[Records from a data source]
=====

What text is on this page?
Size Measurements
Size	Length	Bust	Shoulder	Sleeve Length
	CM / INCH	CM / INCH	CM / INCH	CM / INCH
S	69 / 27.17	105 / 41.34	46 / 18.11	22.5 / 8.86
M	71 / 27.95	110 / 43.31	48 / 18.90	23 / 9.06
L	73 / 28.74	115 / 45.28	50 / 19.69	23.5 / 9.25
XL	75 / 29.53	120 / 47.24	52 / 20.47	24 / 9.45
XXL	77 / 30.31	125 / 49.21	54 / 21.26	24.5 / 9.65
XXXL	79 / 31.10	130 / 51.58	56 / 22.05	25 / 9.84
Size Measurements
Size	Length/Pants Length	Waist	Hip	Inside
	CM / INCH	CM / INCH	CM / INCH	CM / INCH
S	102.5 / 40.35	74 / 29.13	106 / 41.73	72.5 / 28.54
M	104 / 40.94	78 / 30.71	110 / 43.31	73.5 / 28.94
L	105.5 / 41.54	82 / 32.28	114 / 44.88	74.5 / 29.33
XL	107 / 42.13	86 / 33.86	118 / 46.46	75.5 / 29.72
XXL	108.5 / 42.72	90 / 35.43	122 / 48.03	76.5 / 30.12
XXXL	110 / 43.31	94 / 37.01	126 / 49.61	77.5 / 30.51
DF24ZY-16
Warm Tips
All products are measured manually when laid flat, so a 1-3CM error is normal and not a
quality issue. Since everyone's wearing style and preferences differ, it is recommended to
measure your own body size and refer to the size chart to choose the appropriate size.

=====

Search the entries for "XXXL" and copy out each line that has it.

CORRECT ANSWER:
XXXL	79 / 31.10	130 / 51.58	56 / 22.05	25 / 9.84
XXXL	110 / 43.31	94 / 37.01	126 / 49.61	77.5 / 30.51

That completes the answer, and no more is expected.